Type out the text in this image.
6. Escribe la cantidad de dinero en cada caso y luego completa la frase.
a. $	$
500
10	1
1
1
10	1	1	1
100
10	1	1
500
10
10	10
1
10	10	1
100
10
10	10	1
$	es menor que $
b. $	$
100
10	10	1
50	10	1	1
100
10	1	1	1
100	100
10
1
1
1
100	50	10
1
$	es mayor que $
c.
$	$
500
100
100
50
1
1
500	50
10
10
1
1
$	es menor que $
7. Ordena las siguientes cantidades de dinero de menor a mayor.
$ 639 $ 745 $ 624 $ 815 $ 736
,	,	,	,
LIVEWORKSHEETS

---

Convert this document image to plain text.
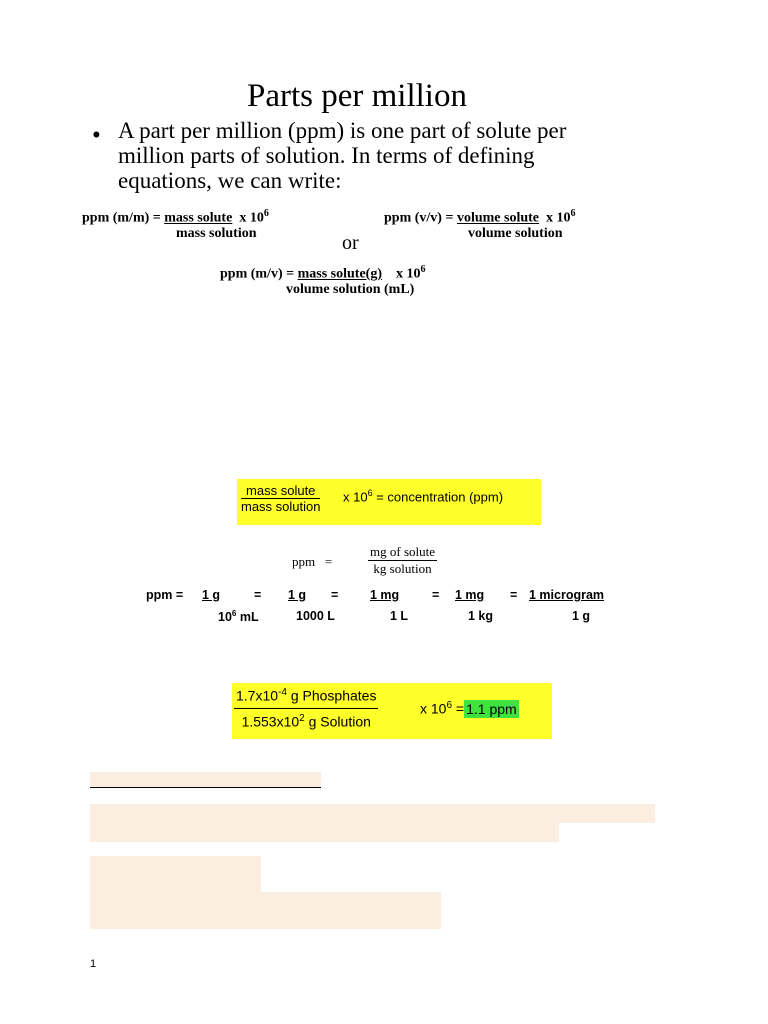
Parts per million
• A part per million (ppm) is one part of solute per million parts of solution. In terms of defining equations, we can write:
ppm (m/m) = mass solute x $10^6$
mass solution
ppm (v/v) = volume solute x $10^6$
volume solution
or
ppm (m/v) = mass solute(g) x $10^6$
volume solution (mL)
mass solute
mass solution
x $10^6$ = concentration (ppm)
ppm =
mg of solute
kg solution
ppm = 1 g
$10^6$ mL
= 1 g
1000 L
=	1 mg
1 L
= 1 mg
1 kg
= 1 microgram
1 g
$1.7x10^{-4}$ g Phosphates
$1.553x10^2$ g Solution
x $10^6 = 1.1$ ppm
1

...

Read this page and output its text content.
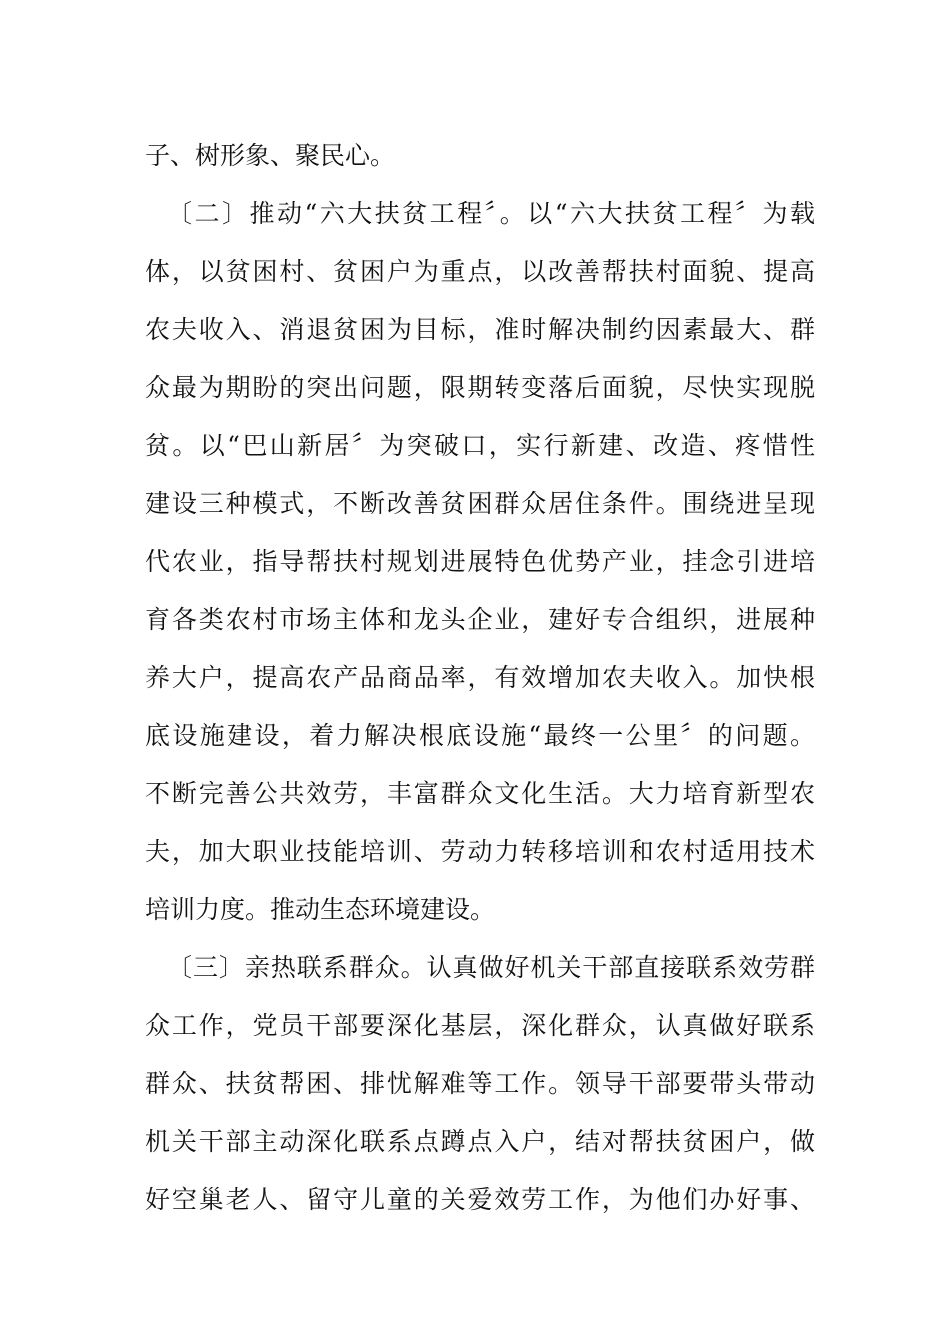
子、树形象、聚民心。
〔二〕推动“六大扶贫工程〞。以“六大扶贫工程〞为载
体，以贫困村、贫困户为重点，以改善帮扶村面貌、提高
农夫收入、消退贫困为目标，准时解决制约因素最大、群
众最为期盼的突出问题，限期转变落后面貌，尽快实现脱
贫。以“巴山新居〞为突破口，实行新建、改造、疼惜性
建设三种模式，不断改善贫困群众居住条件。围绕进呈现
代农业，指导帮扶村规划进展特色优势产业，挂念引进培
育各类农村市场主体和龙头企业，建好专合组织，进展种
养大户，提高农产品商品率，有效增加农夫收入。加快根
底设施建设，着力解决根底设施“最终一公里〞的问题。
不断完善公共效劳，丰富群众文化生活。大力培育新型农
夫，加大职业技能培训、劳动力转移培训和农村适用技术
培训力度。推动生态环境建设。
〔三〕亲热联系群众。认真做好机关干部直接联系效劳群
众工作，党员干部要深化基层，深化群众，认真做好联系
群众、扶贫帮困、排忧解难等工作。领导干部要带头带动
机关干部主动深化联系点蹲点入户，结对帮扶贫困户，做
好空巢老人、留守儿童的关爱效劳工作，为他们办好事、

**Brief:**
Identify every line above that includes the word "solute", and show those lines.

**Exercise solution:**
• A part per million (ppm) is one part of solute per million parts of solution. In terms of defining equations, we can write:
ppm (m/m) = mass solute x $10^6$
ppm (v/v) = volume solute x $10^6$
ppm (m/v) = mass solute(g) x $10^6$
mass solute
mg of solute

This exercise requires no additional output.